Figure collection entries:
>>>>>

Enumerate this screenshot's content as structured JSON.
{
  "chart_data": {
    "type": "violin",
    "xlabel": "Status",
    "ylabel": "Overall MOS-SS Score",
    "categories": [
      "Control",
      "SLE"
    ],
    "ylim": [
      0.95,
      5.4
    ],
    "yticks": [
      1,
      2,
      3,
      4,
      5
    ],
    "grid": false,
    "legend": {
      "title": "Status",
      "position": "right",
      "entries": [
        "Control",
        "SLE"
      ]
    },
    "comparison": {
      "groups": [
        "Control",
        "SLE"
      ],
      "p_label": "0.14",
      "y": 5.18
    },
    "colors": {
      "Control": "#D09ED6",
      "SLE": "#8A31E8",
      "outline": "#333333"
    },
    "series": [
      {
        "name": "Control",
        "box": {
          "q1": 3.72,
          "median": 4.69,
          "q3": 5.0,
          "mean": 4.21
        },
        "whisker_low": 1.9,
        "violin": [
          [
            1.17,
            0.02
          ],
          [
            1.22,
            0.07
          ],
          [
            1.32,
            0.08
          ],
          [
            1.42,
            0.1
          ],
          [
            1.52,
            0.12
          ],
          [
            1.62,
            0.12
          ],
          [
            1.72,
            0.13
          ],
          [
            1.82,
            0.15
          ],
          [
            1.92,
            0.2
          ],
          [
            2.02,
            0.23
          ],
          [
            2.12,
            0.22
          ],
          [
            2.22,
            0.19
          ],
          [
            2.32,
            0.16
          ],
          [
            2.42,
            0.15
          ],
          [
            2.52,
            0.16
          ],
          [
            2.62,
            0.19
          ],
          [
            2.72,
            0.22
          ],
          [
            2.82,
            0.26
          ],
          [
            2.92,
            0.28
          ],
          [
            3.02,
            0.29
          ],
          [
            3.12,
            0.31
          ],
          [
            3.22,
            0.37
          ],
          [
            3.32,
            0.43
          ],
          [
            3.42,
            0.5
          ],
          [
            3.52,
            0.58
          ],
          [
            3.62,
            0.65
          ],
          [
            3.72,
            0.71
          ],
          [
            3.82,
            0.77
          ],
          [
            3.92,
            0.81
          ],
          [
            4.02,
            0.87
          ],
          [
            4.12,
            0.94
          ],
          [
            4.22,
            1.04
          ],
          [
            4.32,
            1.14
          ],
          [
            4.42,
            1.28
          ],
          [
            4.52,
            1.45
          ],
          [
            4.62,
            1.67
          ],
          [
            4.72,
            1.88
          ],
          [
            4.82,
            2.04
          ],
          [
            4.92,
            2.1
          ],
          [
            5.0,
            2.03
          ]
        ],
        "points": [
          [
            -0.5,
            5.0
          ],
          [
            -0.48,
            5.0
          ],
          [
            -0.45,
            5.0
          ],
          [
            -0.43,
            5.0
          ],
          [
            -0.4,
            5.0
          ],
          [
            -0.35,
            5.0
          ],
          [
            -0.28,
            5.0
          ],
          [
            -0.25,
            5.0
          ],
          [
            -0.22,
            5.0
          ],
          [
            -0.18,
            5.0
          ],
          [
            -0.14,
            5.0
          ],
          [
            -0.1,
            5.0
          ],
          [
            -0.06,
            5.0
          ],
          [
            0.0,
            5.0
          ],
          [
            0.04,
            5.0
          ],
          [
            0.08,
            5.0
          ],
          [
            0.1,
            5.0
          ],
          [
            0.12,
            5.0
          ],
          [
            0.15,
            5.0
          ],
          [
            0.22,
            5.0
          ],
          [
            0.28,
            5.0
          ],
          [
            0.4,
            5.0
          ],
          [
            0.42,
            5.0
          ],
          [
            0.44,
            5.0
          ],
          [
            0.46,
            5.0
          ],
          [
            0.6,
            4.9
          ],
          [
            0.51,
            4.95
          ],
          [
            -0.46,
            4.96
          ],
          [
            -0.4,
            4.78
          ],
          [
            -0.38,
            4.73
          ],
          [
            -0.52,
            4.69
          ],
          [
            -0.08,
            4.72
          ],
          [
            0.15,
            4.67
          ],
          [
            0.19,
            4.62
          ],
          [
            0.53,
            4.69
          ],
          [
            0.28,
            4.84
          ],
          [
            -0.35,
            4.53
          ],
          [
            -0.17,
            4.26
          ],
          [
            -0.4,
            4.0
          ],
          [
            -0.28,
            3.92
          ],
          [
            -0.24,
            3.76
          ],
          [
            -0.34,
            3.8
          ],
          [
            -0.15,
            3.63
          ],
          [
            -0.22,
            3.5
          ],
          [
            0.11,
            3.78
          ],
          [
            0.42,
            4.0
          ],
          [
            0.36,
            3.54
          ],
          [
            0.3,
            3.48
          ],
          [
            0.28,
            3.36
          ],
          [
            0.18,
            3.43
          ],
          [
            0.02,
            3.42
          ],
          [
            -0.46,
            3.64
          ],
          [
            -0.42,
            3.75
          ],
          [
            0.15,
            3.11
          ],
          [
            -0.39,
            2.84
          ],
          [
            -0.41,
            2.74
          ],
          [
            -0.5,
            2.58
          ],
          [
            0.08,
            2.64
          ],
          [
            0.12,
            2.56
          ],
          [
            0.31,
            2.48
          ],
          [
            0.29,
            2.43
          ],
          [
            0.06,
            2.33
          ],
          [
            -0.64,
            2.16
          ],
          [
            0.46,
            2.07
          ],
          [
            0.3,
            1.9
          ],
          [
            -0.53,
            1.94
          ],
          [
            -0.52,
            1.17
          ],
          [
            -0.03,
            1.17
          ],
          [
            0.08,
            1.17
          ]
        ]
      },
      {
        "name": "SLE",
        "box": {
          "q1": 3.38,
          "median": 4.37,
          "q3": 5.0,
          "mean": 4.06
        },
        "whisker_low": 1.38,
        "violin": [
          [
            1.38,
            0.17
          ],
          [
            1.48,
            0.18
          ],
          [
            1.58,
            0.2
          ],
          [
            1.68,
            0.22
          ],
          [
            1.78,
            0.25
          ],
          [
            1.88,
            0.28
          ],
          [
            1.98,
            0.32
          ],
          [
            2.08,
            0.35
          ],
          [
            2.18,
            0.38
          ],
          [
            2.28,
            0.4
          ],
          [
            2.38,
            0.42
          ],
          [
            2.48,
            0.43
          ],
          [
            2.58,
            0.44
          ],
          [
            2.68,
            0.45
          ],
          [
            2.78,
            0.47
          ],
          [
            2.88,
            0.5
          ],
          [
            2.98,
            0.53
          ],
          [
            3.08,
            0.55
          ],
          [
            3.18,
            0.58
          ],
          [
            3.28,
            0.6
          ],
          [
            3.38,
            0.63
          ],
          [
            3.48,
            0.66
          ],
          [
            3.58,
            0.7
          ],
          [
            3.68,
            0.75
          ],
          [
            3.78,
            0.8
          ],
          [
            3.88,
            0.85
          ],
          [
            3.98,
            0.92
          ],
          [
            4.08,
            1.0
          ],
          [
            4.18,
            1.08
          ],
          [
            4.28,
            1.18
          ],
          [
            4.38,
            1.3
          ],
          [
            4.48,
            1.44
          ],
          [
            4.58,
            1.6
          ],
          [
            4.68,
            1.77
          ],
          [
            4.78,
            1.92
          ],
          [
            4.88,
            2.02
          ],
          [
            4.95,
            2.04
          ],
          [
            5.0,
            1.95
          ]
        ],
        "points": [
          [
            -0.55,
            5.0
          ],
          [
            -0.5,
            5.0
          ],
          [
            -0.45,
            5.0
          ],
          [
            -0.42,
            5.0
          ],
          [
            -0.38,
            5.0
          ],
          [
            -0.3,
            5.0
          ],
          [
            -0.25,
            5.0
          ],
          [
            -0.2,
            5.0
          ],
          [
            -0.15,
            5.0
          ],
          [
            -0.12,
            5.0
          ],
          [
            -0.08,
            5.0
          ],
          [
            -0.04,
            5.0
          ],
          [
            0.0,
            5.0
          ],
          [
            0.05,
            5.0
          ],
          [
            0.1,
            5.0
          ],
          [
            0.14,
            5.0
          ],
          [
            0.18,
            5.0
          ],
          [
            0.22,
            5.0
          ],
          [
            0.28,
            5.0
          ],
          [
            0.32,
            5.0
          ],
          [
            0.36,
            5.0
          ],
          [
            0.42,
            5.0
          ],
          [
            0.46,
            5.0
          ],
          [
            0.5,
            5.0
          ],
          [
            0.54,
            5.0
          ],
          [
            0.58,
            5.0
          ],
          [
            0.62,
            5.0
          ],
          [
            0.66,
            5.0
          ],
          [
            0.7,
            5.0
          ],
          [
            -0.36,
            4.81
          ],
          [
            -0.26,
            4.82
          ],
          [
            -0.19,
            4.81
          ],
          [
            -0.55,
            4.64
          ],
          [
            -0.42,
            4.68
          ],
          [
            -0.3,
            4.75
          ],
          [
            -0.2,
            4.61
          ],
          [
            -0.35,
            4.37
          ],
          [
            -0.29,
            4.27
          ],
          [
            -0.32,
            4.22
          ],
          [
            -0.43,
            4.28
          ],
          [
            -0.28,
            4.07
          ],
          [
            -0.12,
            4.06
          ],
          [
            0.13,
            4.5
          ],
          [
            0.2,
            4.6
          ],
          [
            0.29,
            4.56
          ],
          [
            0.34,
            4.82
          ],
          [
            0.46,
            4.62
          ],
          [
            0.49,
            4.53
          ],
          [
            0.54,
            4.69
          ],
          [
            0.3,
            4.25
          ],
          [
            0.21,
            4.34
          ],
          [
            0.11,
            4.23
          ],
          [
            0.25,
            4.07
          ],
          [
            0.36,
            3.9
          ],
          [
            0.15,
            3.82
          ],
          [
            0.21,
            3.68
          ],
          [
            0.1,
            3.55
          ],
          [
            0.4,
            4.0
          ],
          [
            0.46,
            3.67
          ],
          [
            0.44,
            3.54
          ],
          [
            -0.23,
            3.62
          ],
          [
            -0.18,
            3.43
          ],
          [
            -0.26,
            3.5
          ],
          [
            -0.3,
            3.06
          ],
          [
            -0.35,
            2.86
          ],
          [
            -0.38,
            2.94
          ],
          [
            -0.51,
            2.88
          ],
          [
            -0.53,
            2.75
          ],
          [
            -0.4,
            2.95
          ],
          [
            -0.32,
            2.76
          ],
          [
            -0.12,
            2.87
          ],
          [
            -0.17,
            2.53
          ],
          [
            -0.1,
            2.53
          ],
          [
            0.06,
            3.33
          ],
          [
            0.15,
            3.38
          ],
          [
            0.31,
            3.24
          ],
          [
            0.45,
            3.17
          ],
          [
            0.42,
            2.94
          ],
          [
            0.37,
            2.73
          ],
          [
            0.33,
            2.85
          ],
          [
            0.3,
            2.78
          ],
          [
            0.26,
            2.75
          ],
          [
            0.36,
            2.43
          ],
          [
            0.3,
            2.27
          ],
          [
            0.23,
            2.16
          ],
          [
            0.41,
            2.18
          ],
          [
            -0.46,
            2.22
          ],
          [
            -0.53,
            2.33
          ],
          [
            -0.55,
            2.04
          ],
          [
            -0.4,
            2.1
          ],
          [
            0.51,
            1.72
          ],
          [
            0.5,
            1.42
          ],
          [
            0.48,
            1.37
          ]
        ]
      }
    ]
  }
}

<<<<<

▶ Exercise aim: Copy every line in the entries above that has the string "Control" in it.

▶ Final answer:
      "Control",
        "Control",
        "Control",
      "Control": "#D09ED6",
        "name": "Control",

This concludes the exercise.